§ Given exercise
Could you repeat the records below exactly, leaving out any pictures?

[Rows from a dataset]
◆ ◆ ◆ ◆ ◆ ◆ ◆
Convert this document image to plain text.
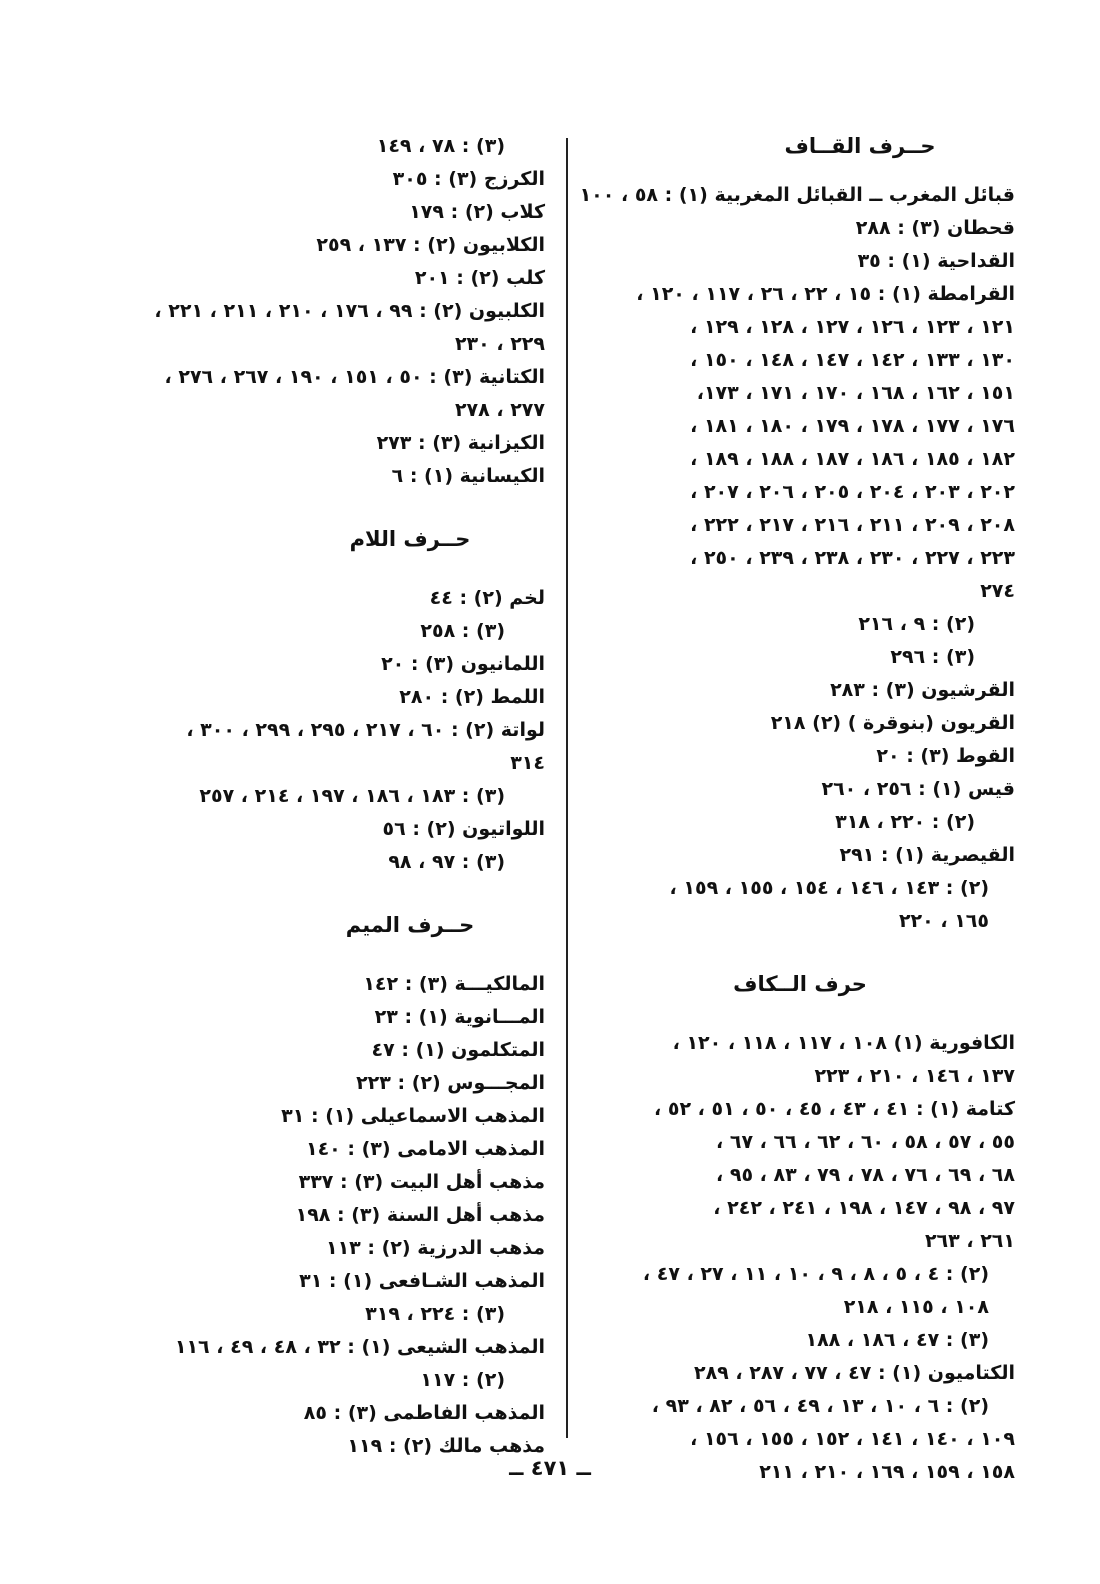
حــرف القــاف
قبائل المغرب ــ القبائل المغربية (١) : ٥٨ ، ١٠٠
قحطان (٣) : ٢٨٨
القداحية (١) : ٣٥
القرامطة (١) : ١٥ ، ٢٢ ، ٢٦ ، ١١٧ ، ١٢٠ ،
١٢١ ، ١٢٣ ، ١٢٦ ، ١٢٧ ، ١٢٨ ، ١٢٩ ،
١٣٠ ، ١٣٣ ، ١٤٢ ، ١٤٧ ، ١٤٨ ، ١٥٠ ،
١٥١ ، ١٦٢ ، ١٦٨ ، ١٧٠ ، ١٧١ ، ١٧٣،
١٧٦ ، ١٧٧ ، ١٧٨ ، ١٧٩ ، ١٨٠ ، ١٨١ ،
١٨٢ ، ١٨٥ ، ١٨٦ ، ١٨٧ ، ١٨٨ ، ١٨٩ ،
٢٠٢ ، ٢٠٣ ، ٢٠٤ ، ٢٠٥ ، ٢٠٦ ، ٢٠٧ ،
٢٠٨ ، ٢٠٩ ، ٢١١ ، ٢١٦ ، ٢١٧ ، ٢٢٢ ،
٢٢٣ ، ٢٢٧ ، ٢٣٠ ، ٢٣٨ ، ٢٣٩ ، ٢٥٠ ،
٢٧٤
(٢) : ٩ ، ٢١٦
(٣) : ٢٩٦
القرشيون (٣) : ٢٨٣
القريون (بنوقرة ) (٢) ٢١٨
القوط (٣) : ٢٠
قيس (١) : ٢٥٦ ، ٢٦٠
(٢) : ٢٢٠ ، ٣١٨
القيصرية (١) : ٢٩١
(٢) : ١٤٣ ، ١٤٦ ، ١٥٤ ، ١٥٥ ، ١٥٩ ،
١٦٥ ، ٢٢٠
حرف الــكاف
الكافورية (١) ١٠٨ ، ١١٧ ، ١١٨ ، ١٢٠ ،
١٣٧ ، ١٤٦ ، ٢١٠ ، ٢٢٣
كتامة (١) : ٤١ ، ٤٣ ، ٤٥ ، ٥٠ ، ٥١ ، ٥٢ ،
٥٥ ، ٥٧ ، ٥٨ ، ٦٠ ، ٦٢ ، ٦٦ ، ٦٧ ،
٦٨ ، ٦٩ ، ٧٦ ، ٧٨ ، ٧٩ ، ٨٣ ، ٩٥ ،
٩٧ ، ٩٨ ، ١٤٧ ، ١٩٨ ، ٢٤١ ، ٢٤٢ ،
٢٦١ ، ٢٦٣
(٢) : ٤ ، ٥ ، ٨ ، ٩ ، ١٠ ، ١١ ، ٢٧ ، ٤٧ ،
١٠٨ ، ١١٥ ، ٢١٨
(٣) : ٤٧ ، ١٨٦ ، ١٨٨
الكتاميون (١) : ٤٧ ، ٧٧ ، ٢٨٧ ، ٢٨٩
(٢) : ٦ ، ١٠ ، ١٣ ، ٤٩ ، ٥٦ ، ٨٢ ، ٩٣ ،
١٠٩ ، ١٤٠ ، ١٤١ ، ١٥٢ ، ١٥٥ ، ١٥٦ ،
١٥٨ ، ١٥٩ ، ١٦٩ ، ٢١٠ ، ٢١١
(٣) : ٧٨ ، ١٤٩
الكرزج (٣) : ٣٠٥
كلاب (٢) : ١٧٩
الكلابيون (٢) : ١٣٧ ، ٢٥٩
كلب (٢) : ٢٠١
الكلبيون (٢) : ٩٩ ، ١٧٦ ، ٢١٠ ، ٢١١ ، ٢٢١ ،
٢٢٩ ، ٢٣٠
الكتانية (٣) : ٥٠ ، ١٥١ ، ١٩٠ ، ٢٦٧ ، ٢٧٦ ،
٢٧٧ ، ٢٧٨
الكيزانية (٣) : ٢٧٣
الكيسانية (١) : ٦
حــرف اللام
لخم (٢) : ٤٤
(٣) : ٢٥٨
اللمانيون (٣) : ٢٠
اللمط (٢) : ٢٨٠
لواتة (٢) : ٦٠ ، ٢١٧ ، ٢٩٥ ، ٢٩٩ ، ٣٠٠ ،
٣١٤
(٣) : ١٨٣ ، ١٨٦ ، ١٩٧ ، ٢١٤ ، ٢٥٧
اللواتيون (٢) : ٥٦
(٣) : ٩٧ ، ٩٨
حــرف الميم
المالكيـــة (٣) : ١٤٢
المـــانوية (١) : ٢٣
المتكلمون (١) : ٤٧
المجـــوس (٢) : ٢٢٣
المذهب الاسماعيلى (١) : ٣١
المذهب الامامى (٣) : ١٤٠
مذهب أهل البيت (٣) : ٣٣٧
مذهب أهل السنة (٣) : ١٩٨
مذهب الدرزية (٢) : ١١٣
المذهب الشـافعى (١) : ٣١
(٣) : ٢٢٤ ، ٣١٩
المذهب الشيعى (١) : ٣٢ ، ٤٨ ، ٤٩ ، ١١٦
(٢) : ١١٧
المذهب الفاطمى (٣) : ٨٥
مذهب مالك (٢) : ١١٩
ــ ٤٧١ ــ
◆ ◆ ◆ ◆ ◆ ◆ ◆
§ Expected answer
Convert this document image to plain text.
حــرف القــاف
قبائل المغرب ــ القبائل المغربية (١) : ٥٨ ، ١٠٠
قحطان (٣) : ٢٨٨
القداحية (١) : ٣٥
القرامطة (١) : ١٥ ، ٢٢ ، ٢٦ ، ١١٧ ، ١٢٠ ،
١٢١ ، ١٢٣ ، ١٢٦ ، ١٢٧ ، ١٢٨ ، ١٢٩ ،
١٣٠ ، ١٣٣ ، ١٤٢ ، ١٤٧ ، ١٤٨ ، ١٥٠ ،
١٥١ ، ١٦٢ ، ١٦٨ ، ١٧٠ ، ١٧١ ، ١٧٣،
١٧٦ ، ١٧٧ ، ١٧٨ ، ١٧٩ ، ١٨٠ ، ١٨١ ،
١٨٢ ، ١٨٥ ، ١٨٦ ، ١٨٧ ، ١٨٨ ، ١٨٩ ،
٢٠٢ ، ٢٠٣ ، ٢٠٤ ، ٢٠٥ ، ٢٠٦ ، ٢٠٧ ،
٢٠٨ ، ٢٠٩ ، ٢١١ ، ٢١٦ ، ٢١٧ ، ٢٢٢ ،
٢٢٣ ، ٢٢٧ ، ٢٣٠ ، ٢٣٨ ، ٢٣٩ ، ٢٥٠ ،
٢٧٤
(٢) : ٩ ، ٢١٦
(٣) : ٢٩٦
القرشيون (٣) : ٢٨٣
القريون (بنوقرة ) (٢) ٢١٨
القوط (٣) : ٢٠
قيس (١) : ٢٥٦ ، ٢٦٠
(٢) : ٢٢٠ ، ٣١٨
القيصرية (١) : ٢٩١
(٢) : ١٤٣ ، ١٤٦ ، ١٥٤ ، ١٥٥ ، ١٥٩ ،
١٦٥ ، ٢٢٠
حرف الــكاف
الكافورية (١) ١٠٨ ، ١١٧ ، ١١٨ ، ١٢٠ ،
١٣٧ ، ١٤٦ ، ٢١٠ ، ٢٢٣
كتامة (١) : ٤١ ، ٤٣ ، ٤٥ ، ٥٠ ، ٥١ ، ٥٢ ،
٥٥ ، ٥٧ ، ٥٨ ، ٦٠ ، ٦٢ ، ٦٦ ، ٦٧ ،
٦٨ ، ٦٩ ، ٧٦ ، ٧٨ ، ٧٩ ، ٨٣ ، ٩٥ ،
٩٧ ، ٩٨ ، ١٤٧ ، ١٩٨ ، ٢٤١ ، ٢٤٢ ،
٢٦١ ، ٢٦٣
(٢) : ٤ ، ٥ ، ٨ ، ٩ ، ١٠ ، ١١ ، ٢٧ ، ٤٧ ،
١٠٨ ، ١١٥ ، ٢١٨
(٣) : ٤٧ ، ١٨٦ ، ١٨٨
الكتاميون (١) : ٤٧ ، ٧٧ ، ٢٨٧ ، ٢٨٩
(٢) : ٦ ، ١٠ ، ١٣ ، ٤٩ ، ٥٦ ، ٨٢ ، ٩٣ ،
١٠٩ ، ١٤٠ ، ١٤١ ، ١٥٢ ، ١٥٥ ، ١٥٦ ،
١٥٨ ، ١٥٩ ، ١٦٩ ، ٢١٠ ، ٢١١
(٣) : ٧٨ ، ١٤٩
الكرزج (٣) : ٣٠٥
كلاب (٢) : ١٧٩
الكلابيون (٢) : ١٣٧ ، ٢٥٩
كلب (٢) : ٢٠١
الكلبيون (٢) : ٩٩ ، ١٧٦ ، ٢١٠ ، ٢١١ ، ٢٢١ ،
٢٢٩ ، ٢٣٠
الكتانية (٣) : ٥٠ ، ١٥١ ، ١٩٠ ، ٢٦٧ ، ٢٧٦ ،
٢٧٧ ، ٢٧٨
الكيزانية (٣) : ٢٧٣
الكيسانية (١) : ٦
حــرف اللام
لخم (٢) : ٤٤
(٣) : ٢٥٨
اللمانيون (٣) : ٢٠
اللمط (٢) : ٢٨٠
لواتة (٢) : ٦٠ ، ٢١٧ ، ٢٩٥ ، ٢٩٩ ، ٣٠٠ ،
٣١٤
(٣) : ١٨٣ ، ١٨٦ ، ١٩٧ ، ٢١٤ ، ٢٥٧
اللواتيون (٢) : ٥٦
(٣) : ٩٧ ، ٩٨
حــرف الميم
المالكيـــة (٣) : ١٤٢
المـــانوية (١) : ٢٣
المتكلمون (١) : ٤٧
المجـــوس (٢) : ٢٢٣
المذهب الاسماعيلى (١) : ٣١
المذهب الامامى (٣) : ١٤٠
مذهب أهل البيت (٣) : ٣٣٧
مذهب أهل السنة (٣) : ١٩٨
مذهب الدرزية (٢) : ١١٣
المذهب الشـافعى (١) : ٣١
(٣) : ٢٢٤ ، ٣١٩
المذهب الشيعى (١) : ٣٢ ، ٤٨ ، ٤٩ ، ١١٦
(٢) : ١١٧
المذهب الفاطمى (٣) : ٨٥
مذهب مالك (٢) : ١١٩
ــ ٤٧١ ــ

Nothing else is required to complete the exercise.